• **Aim of the task**: Return all lines below containing the word "label".

-- begin Dataset records --

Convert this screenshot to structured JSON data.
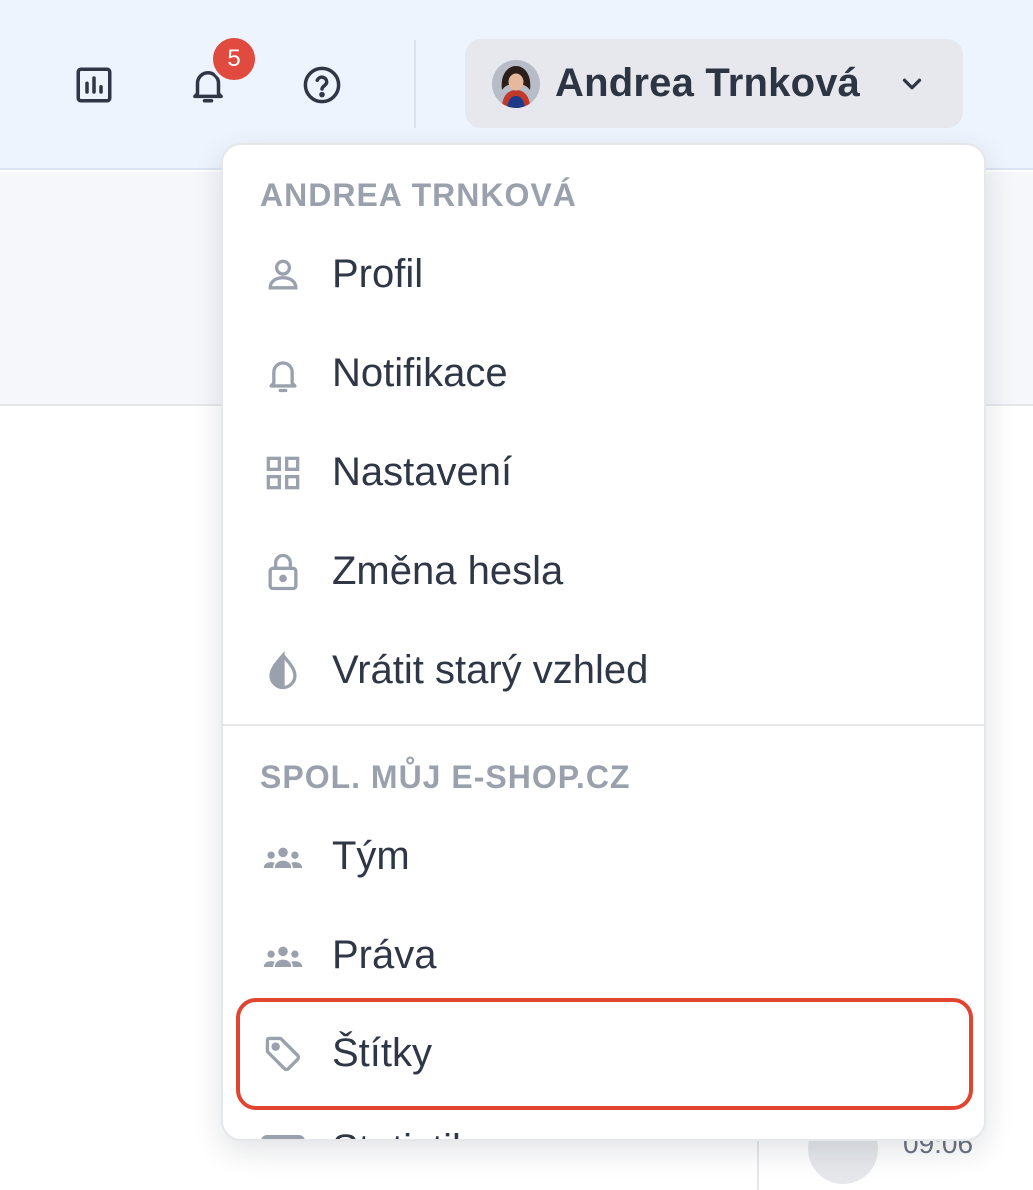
{
  "topbar": {
    "icons": [
      "chart-icon",
      "bell-icon",
      "help-icon"
    ],
    "notification_count": "5",
    "user": {
      "name": "Andrea Trnková",
      "avatar_icon": "user-avatar",
      "chevron_icon": "chevron-down-icon"
    }
  },
  "dropdown": {
    "sections": [
      {
        "header": "ANDREA TRNKOVÁ",
        "items": [
          {
            "label": "Profil",
            "icon": "user-icon"
          },
          {
            "label": "Notifikace",
            "icon": "bell-icon"
          },
          {
            "label": "Nastavení",
            "icon": "grid-icon"
          },
          {
            "label": "Změna hesla",
            "icon": "lock-icon"
          },
          {
            "label": "Vrátit starý vzhled",
            "icon": "contrast-icon"
          }
        ]
      },
      {
        "header": "SPOL. MŮJ E-SHOP.CZ",
        "items": [
          {
            "label": "Tým",
            "icon": "team-icon"
          },
          {
            "label": "Práva",
            "icon": "team-icon"
          },
          {
            "label": "Štítky",
            "icon": "tag-icon",
            "highlighted": true
          },
          {
            "label": "Statistiky",
            "icon": "stats-icon",
            "partially_visible": true
          }
        ]
      }
    ]
  },
  "background": {
    "time": "09:06"
  },
  "colors": {
    "topbar_bg": "#eef4fd",
    "badge": "#e04a3f",
    "highlight_border": "#e2452f",
    "section_header": "#9aa1ad",
    "text": "#2f3645"
  }
}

-- end Dataset records --

• **Reply**:
            "label": "Profil",
            "label": "Notifikace",
            "label": "Nastavení",
            "label": "Změna hesla",
            "label": "Vrátit starý vzhled",
            "label": "Tým",
            "label": "Práva",
            "label": "Štítky",
            "label": "Statistiky",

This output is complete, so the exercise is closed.